=== WHAT YOU WILL DO ===
Transcribe every line, keeping it exact.

=== RECORDS SUPPLIED ===
▼▼▼
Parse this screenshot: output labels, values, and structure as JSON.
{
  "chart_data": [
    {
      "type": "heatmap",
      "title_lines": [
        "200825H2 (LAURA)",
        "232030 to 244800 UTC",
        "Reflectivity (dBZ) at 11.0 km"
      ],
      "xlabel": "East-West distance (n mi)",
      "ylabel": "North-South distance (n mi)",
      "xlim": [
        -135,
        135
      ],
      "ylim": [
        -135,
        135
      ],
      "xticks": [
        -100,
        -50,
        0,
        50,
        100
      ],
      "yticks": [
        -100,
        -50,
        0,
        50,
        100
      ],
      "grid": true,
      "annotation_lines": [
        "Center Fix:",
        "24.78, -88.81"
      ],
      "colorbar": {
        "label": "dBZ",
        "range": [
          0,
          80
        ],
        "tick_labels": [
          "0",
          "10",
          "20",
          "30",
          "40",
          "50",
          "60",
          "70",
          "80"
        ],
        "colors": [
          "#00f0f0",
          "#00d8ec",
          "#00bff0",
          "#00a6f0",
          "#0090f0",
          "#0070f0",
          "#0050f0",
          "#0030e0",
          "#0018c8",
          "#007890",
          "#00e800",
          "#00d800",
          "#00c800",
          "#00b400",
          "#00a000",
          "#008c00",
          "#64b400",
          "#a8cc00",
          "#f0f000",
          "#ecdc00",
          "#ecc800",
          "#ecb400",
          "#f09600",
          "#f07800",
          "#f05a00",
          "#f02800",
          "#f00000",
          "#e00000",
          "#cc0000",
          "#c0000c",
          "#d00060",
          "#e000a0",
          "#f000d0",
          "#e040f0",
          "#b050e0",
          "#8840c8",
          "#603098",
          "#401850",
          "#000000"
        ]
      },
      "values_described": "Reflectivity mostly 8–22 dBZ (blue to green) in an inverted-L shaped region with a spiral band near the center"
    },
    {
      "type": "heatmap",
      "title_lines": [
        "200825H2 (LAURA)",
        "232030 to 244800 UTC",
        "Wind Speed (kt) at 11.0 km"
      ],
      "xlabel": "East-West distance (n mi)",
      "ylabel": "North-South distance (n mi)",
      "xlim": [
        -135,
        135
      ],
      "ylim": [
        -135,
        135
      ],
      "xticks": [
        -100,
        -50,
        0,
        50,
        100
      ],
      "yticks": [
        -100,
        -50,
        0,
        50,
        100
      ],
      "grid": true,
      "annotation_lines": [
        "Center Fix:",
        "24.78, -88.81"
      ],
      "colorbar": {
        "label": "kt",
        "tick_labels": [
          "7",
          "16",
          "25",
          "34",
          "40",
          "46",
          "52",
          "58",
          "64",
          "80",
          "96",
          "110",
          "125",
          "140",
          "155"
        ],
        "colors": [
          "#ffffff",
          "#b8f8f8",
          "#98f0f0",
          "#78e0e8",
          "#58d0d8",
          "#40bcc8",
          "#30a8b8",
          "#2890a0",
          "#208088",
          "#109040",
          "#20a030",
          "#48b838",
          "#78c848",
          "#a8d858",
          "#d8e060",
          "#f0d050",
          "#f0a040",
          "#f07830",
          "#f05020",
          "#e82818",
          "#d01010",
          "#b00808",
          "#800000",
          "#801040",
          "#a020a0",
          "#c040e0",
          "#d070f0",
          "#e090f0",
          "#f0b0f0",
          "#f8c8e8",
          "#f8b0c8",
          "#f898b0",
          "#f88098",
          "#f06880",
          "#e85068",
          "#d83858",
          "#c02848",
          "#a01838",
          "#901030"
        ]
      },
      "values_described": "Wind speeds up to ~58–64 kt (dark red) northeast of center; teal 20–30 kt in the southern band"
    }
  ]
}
▲▲▲
=== RESPONSE TO THIS TASK ===
Parse this screenshot: output labels, values, and structure as JSON.
{
  "chart_data": [
    {
      "type": "heatmap",
      "title_lines": [
        "200825H2 (LAURA)",
        "232030 to 244800 UTC",
        "Reflectivity (dBZ) at 11.0 km"
      ],
      "xlabel": "East-West distance (n mi)",
      "ylabel": "North-South distance (n mi)",
      "xlim": [
        -135,
        135
      ],
      "ylim": [
        -135,
        135
      ],
      "xticks": [
        -100,
        -50,
        0,
        50,
        100
      ],
      "yticks": [
        -100,
        -50,
        0,
        50,
        100
      ],
      "grid": true,
      "annotation_lines": [
        "Center Fix:",
        "24.78, -88.81"
      ],
      "colorbar": {
        "label": "dBZ",
        "range": [
          0,
          80
        ],
        "tick_labels": [
          "0",
          "10",
          "20",
          "30",
          "40",
          "50",
          "60",
          "70",
          "80"
        ],
        "colors": [
          "#00f0f0",
          "#00d8ec",
          "#00bff0",
          "#00a6f0",
          "#0090f0",
          "#0070f0",
          "#0050f0",
          "#0030e0",
          "#0018c8",
          "#007890",
          "#00e800",
          "#00d800",
          "#00c800",
          "#00b400",
          "#00a000",
          "#008c00",
          "#64b400",
          "#a8cc00",
          "#f0f000",
          "#ecdc00",
          "#ecc800",
          "#ecb400",
          "#f09600",
          "#f07800",
          "#f05a00",
          "#f02800",
          "#f00000",
          "#e00000",
          "#cc0000",
          "#c0000c",
          "#d00060",
          "#e000a0",
          "#f000d0",
          "#e040f0",
          "#b050e0",
          "#8840c8",
          "#603098",
          "#401850",
          "#000000"
        ]
      },
      "values_described": "Reflectivity mostly 8–22 dBZ (blue to green) in an inverted-L shaped region with a spiral band near the center"
    },
    {
      "type": "heatmap",
      "title_lines": [
        "200825H2 (LAURA)",
        "232030 to 244800 UTC",
        "Wind Speed (kt) at 11.0 km"
      ],
      "xlabel": "East-West distance (n mi)",
      "ylabel": "North-South distance (n mi)",
      "xlim": [
        -135,
        135
      ],
      "ylim": [
        -135,
        135
      ],
      "xticks": [
        -100,
        -50,
        0,
        50,
        100
      ],
      "yticks": [
        -100,
        -50,
        0,
        50,
        100
      ],
      "grid": true,
      "annotation_lines": [
        "Center Fix:",
        "24.78, -88.81"
      ],
      "colorbar": {
        "label": "kt",
        "tick_labels": [
          "7",
          "16",
          "25",
          "34",
          "40",
          "46",
          "52",
          "58",
          "64",
          "80",
          "96",
          "110",
          "125",
          "140",
          "155"
        ],
        "colors": [
          "#ffffff",
          "#b8f8f8",
          "#98f0f0",
          "#78e0e8",
          "#58d0d8",
          "#40bcc8",
          "#30a8b8",
          "#2890a0",
          "#208088",
          "#109040",
          "#20a030",
          "#48b838",
          "#78c848",
          "#a8d858",
          "#d8e060",
          "#f0d050",
          "#f0a040",
          "#f07830",
          "#f05020",
          "#e82818",
          "#d01010",
          "#b00808",
          "#800000",
          "#801040",
          "#a020a0",
          "#c040e0",
          "#d070f0",
          "#e090f0",
          "#f0b0f0",
          "#f8c8e8",
          "#f8b0c8",
          "#f898b0",
          "#f88098",
          "#f06880",
          "#e85068",
          "#d83858",
          "#c02848",
          "#a01838",
          "#901030"
        ]
      },
      "values_described": "Wind speeds up to ~58–64 kt (dark red) northeast of center; teal 20–30 kt in the southern band"
    }
  ]
}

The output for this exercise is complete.